_RECORD EXCERPTS_
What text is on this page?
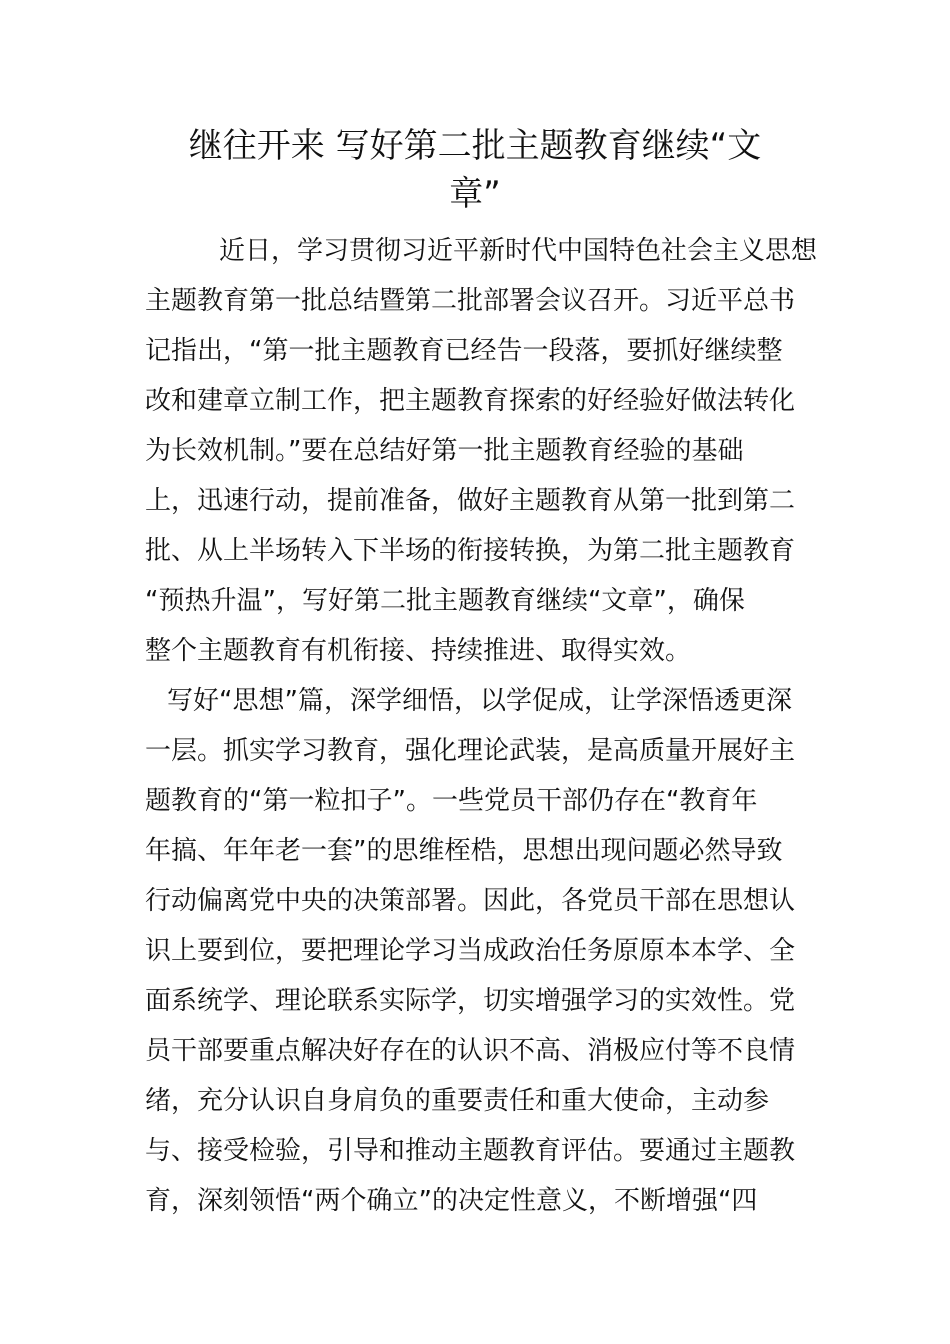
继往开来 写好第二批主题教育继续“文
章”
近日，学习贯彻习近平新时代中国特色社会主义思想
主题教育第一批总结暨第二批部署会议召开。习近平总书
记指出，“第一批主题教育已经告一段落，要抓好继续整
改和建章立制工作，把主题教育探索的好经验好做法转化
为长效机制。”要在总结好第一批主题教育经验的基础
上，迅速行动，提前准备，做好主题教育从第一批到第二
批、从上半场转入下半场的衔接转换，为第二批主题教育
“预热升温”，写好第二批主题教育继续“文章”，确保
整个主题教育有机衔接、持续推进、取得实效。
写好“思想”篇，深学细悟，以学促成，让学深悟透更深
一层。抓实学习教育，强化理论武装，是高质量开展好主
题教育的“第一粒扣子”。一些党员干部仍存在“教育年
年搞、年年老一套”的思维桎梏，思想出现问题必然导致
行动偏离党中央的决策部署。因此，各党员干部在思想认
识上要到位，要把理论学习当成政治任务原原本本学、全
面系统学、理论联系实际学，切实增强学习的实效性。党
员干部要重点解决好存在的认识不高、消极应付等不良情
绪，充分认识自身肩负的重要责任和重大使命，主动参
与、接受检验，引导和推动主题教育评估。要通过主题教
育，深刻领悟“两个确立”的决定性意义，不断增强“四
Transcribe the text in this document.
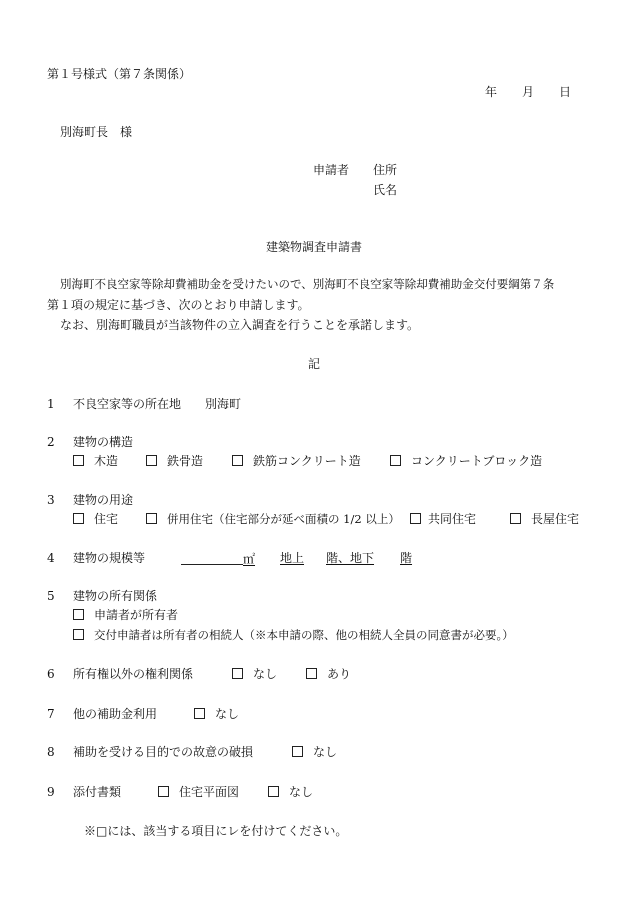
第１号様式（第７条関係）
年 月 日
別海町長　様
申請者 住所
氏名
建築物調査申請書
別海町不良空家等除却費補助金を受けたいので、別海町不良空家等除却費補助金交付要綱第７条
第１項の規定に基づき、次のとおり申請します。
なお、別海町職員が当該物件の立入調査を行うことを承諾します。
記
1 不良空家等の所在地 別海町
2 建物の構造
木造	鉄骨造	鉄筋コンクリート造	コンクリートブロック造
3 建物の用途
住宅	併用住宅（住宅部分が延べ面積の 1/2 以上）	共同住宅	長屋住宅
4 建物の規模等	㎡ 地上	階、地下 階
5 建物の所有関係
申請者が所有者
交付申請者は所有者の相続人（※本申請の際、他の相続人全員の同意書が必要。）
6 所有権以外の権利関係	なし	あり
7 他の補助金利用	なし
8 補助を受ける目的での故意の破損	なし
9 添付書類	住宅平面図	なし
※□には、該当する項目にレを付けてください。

_WHAT YOU ARE ASKED TO DO_
Word for word, please, restate the lines of the listing from the one holding "Transcribe the text in this document." down to the last line, leaving out any pictures.

_EXERCISE OUTPUT_
Transcribe the text in this document.
第１号様式（第７条関係）
年 月 日
別海町長　様
申請者 住所
氏名
建築物調査申請書
別海町不良空家等除却費補助金を受けたいので、別海町不良空家等除却費補助金交付要綱第７条
第１項の規定に基づき、次のとおり申請します。
なお、別海町職員が当該物件の立入調査を行うことを承諾します。
記
1 不良空家等の所在地 別海町
2 建物の構造
木造	鉄骨造	鉄筋コンクリート造	コンクリートブロック造
3 建物の用途
住宅	併用住宅（住宅部分が延べ面積の 1/2 以上）	共同住宅	長屋住宅
4 建物の規模等	㎡ 地上	階、地下 階
5 建物の所有関係
申請者が所有者
交付申請者は所有者の相続人（※本申請の際、他の相続人全員の同意書が必要。）
6 所有権以外の権利関係	なし	あり
7 他の補助金利用	なし
8 補助を受ける目的での故意の破損	なし
9 添付書類	住宅平面図	なし
※□には、該当する項目にレを付けてください。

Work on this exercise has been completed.